The upstream end H1 of the cleaning member 12 is set vertically above the downstream end H2, so that the toner retention amount until the toner T drops from the cleaning member 12 increases, while the toner T may drop from the downstream end H2 as shown in FIG. 9C. This is because as the upstream end H1 is set vertically above the downstream end H2, the downstream end H2 is positioned on the lower side in the vertical direction, and as the total amount of toner stored in the cleaning member 12 increases, the amount of toner stored on the downstream side also increases. However, as shown in FIG. 10A, unless the toner from the downstream end H2 of the cleaning member 12 drops in a location on the drum 10, the inside of the apparatus main body A is directly stained, while the toner dropped on the drum 10 may be recovered as shown in FIG. 10B. This is because the toner T dropped on the drum 10 from the downstream end H2 as shown in FIG. 10B is sent to the vicinity of the abutment position of the charging roller 11 as the drum 10 rotates, and the behavior of the toner T described above is repeated.

The toner T drops on the drum 10 from the downstream end H2 under the following condition. As shown in FIG. 1, in the section substantially orthogonal to the rotation axis of the charging roller 11, a line passing through the downstream end H2 of the cleaning member 12 and in contact with the drum 10 is a first tangent M1. A contact point for the tangent M1 to the drum 10 is a point of tangency P, the point of tangency P must be above the horizontal line h passing through the center o of the drum 10. The horizontal line h in this case is the horizontal line as the drum 10 is inserted in the apparatus main body A, and among angles formed between the horizontal line h and the segment OP, the angle measured in the rotation direction of the drum 10 between the horizontal line h and the segment OP is β. The angle β is limited within the range expressed by 0°<α<90° from the positional relation among the electrostatic member, the charging roller, the photosensitive drum, etc. Under the condition, the toner T dropped from the downstream end H2 of the cleaning member 12 does not stain the inside of the apparatus main body A.

As described above, the toner may be prevented from dropping from the upstream end H1 of the cleaning member 12, while the inside of the apparatus main body A can be prevented from being stained by the toner from the downstream end H2.

Verification Experiments

The degree of collection of toner T depending on the arrangement of the cleaning member 12 with respect to the charging roller 11 was examined. FIG. 11A shows the structure of the present example, and FIG. 11B shows a first comparative example in which the upstream end H1 is vertically below the downstream end H2. FIG 11C shows a second comparative example in which the charging roller 11 is positioned under the drum 10. In a third comparative example, the upstream end H1 is vertically above the downstream end H2, while the point of tangency P of the tangent M1 on the drum 10 passing through the downstream end H2 is below the horizontal line h was verified. Table 1 shows the abutment angle α between the cleaning member 12 and the charging roller 11 and the angle β formed between the segment through the center o of the drum 10 and the point of tangency P and the horizontal line h in each of the examples. The temperature in an evaluation environment was 20° C., the humidity was 50%, and a traverse line was printed in a printing mode with a print percentage of 4%. The number of prints allowed until cleaning operation by the cleaning member 12 as an evaluation item refers to the number of sheets printed until toner can no longer be collected by the cleaning member 12 and drops into the apparatus main body A.

Listed entries:
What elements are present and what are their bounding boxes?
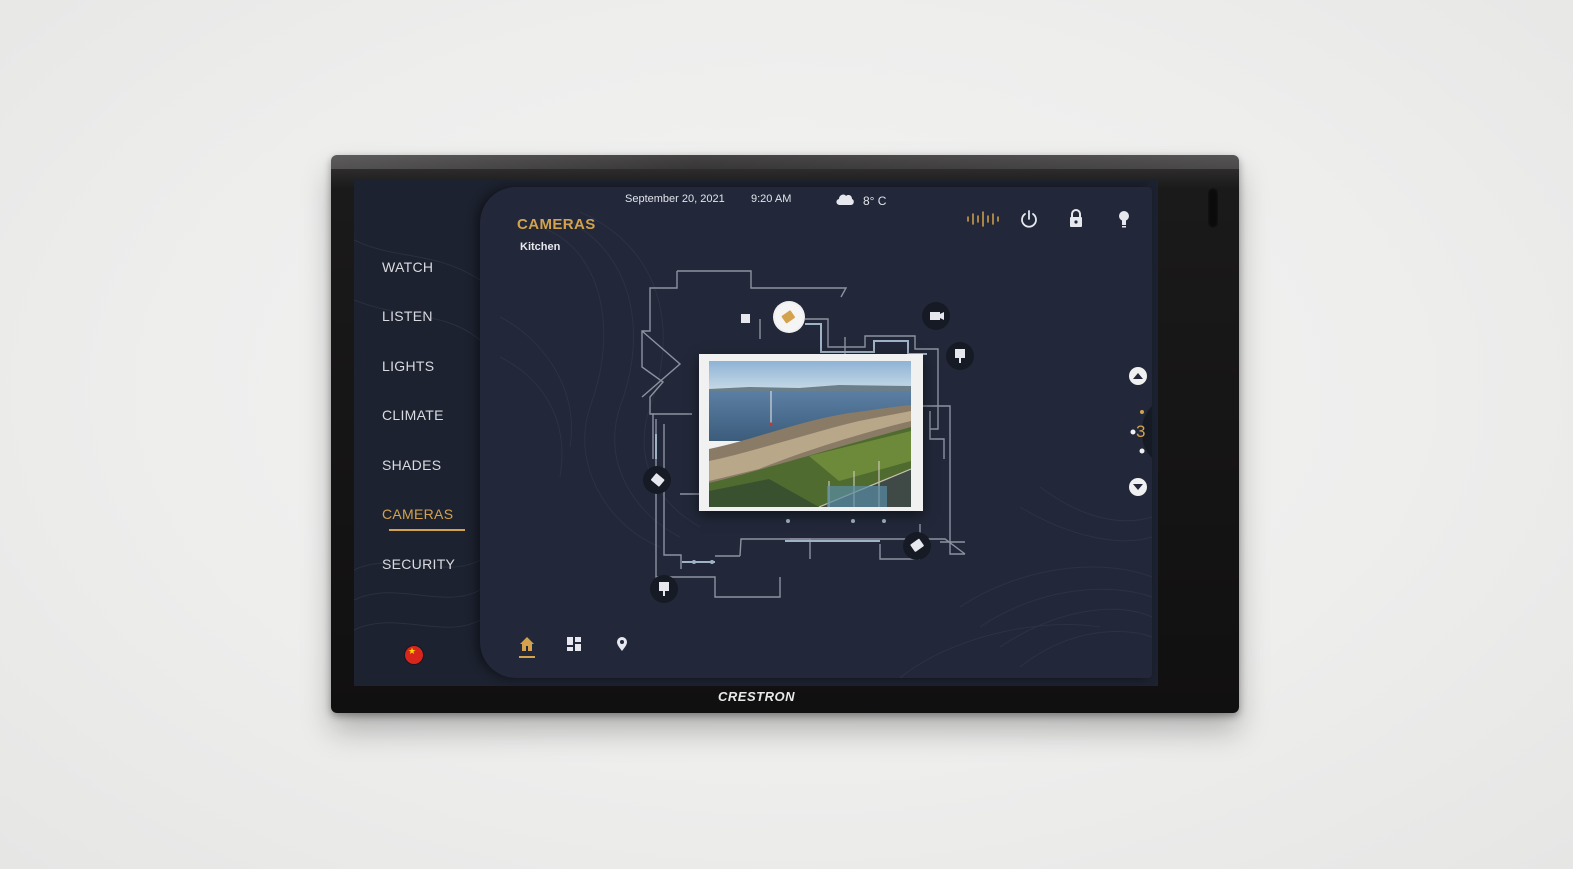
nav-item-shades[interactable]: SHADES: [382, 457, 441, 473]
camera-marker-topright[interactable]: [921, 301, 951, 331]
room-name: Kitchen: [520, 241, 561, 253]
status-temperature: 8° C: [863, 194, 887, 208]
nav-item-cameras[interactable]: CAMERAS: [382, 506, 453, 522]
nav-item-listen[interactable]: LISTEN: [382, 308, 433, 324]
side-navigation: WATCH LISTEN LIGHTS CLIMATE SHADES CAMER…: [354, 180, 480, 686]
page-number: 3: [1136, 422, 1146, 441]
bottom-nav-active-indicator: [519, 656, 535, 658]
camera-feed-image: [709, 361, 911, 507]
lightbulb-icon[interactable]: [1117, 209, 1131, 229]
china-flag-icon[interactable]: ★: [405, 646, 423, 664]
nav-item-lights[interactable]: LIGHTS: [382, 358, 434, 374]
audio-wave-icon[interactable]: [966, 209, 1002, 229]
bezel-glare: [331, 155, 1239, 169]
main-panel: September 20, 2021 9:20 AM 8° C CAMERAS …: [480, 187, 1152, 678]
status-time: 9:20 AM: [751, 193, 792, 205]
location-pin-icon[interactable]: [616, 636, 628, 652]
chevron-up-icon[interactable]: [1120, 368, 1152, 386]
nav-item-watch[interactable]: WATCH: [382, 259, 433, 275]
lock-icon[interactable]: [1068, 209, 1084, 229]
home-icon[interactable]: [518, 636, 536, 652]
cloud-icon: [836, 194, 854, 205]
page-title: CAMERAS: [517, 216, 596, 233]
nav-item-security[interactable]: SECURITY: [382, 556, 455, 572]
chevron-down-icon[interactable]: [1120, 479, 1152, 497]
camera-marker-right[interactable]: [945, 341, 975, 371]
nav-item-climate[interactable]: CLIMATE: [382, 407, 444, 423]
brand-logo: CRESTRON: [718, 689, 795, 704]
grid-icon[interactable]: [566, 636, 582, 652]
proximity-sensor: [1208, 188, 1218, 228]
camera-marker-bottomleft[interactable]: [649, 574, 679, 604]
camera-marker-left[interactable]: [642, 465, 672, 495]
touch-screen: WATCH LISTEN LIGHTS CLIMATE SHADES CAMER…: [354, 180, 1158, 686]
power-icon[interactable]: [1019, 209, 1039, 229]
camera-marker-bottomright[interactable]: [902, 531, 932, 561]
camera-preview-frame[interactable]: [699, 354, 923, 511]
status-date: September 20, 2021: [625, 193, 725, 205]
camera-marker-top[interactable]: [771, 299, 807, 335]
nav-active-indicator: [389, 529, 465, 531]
...
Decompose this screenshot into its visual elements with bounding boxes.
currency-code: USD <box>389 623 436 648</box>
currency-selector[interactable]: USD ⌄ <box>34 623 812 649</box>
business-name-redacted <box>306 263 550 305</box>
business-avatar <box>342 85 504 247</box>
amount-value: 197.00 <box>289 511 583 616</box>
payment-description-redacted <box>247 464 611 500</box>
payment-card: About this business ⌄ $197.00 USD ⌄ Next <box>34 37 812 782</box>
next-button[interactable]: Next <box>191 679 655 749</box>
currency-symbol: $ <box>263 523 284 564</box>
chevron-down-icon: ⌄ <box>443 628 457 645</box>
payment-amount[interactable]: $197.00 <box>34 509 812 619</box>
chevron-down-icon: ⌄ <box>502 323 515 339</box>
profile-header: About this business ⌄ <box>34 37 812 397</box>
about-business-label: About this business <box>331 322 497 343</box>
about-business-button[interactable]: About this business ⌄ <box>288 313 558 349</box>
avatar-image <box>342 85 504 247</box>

Work to do:
**a.** Answer these questions from the passage on the toner cleaning member, one line each:
(i) What humidity was used in the evaluation environment of the verification experiments?
(ii) In the first comparative example, where is the upstream end H1 relative to the downstream end H2?
(iii) For toner from the downstream end H2 to drop on the drum 10, where must the point of tangency P lie?
**b.** In order of appearance, list every figure label cited in the passage on the toner cleaning member.
**c.** Write the next part of the passage on the toner cleaning member, continuing from its final sentence.

Set of answers:
**a.**
(i) 50%
(ii) Vertically below the downstream end H2
(iii) Above the horizontal line h passing through the center o of the drum 10

**b.** FIG. 9C, FIG. 10A, FIG. 10B, FIG. 1, FIG. 11A, FIG. 11B, FIG. 11C

**c.**
As a toner dropped state, whether the toner dropped in the apparatus main body A after the same number of prints was also evaluated. The number of prints at the time was 100. In the table, O represents the case in which no toner dropped in the apparatus main body A, Δ represents the case in which a small amount of toner dropped in the apparatus main body A, and X represents the case in which a large amount of toner dropped in the apparatus main body A. Table 1 gives the result of verification experiments.

TABLE 1

Number of prints
Toner

until cleaning
dropped

α
β
operation
state

First example
45°
30°
110
◯

First comparative example
135°
70°
60
X

Second comparative example
225°
150°
55
X

Third comparative example
45°
−20°
86
Δ

In the first and second comparative examples, the upstream end H1 where toner collected by the cleaning member 12 aggregated as described above was vertically below the downstream end H2, and the toner T was not retained by the cleaning member 12 and more easily dropped. Also in the first comparative example, the angle α was outside the angle range of 0°<α<90°. In the second comparative example, the angles α and β were both greatly outside the ranges according to the first example expressed by 0°<α<90° and 0°<β<90°. Therefore, the number of prints allowed until cleaning operation by the cleaning member 12 in the first and second comparative examples was small. In a third comparative example, since the upstream end H1 was vertically above the downstream end H2, the angle α was within the same range as the first example unlike the first and second comparative examples. However, although the amount of dropped toner was small, toner dropped from the downstream end H2. This is because the point of tangency P of the tangent M1 on the drum through the downstream end H2 was below the horizontal line h of the drum 10, and the toner more easily dropped from the downstream end H2. Therefore, the number of prints allowed until cleaning operation by the cleaning member 12 was smaller than that in the first example.

From the result, the configuration according to the first example allows the amount of toner dropped from the cleaning member 12 to be reduced, so that the number of prints allowed until cleaning operation by the cleaning member 12 is carried out can be increased.

SECOND EXAMPLE

The description of the first example concerns toner dropped from the cleaning member 12 during normal printing. In the following description of a second example, another case in which toner drops from the cleaning member 12 will be described with reference to the case in which an impact is generated by mounting the cartridge B.

As described in connection with the first example, printing is forcibly stopped to carry out cleaning operation by the cleaning member 12 during continuous printing. However, in a particular case such as paper jamming, the user may take the cartridge out in order to recover the situation. In particular, when the cartridge is taken out before cleaning operation by the cleaning member 12 is forcibly carried out during continuous printing, toner may be accumulated in the cleaning member 12. When the cartridge is once again mounted after the recovery, an impact generated by mounting the cartridge may cause toner to drop from the cleaning member 12 and stain the inside of the apparatus main body A. In the second example, an image forming apparatus that can prevent the inside of the apparatus main body A from being stained in such a situation can be provided. The apparatus main body A and the cartridge B in the present example are basically the same as those in the first example, and only features unique to the second example will be described.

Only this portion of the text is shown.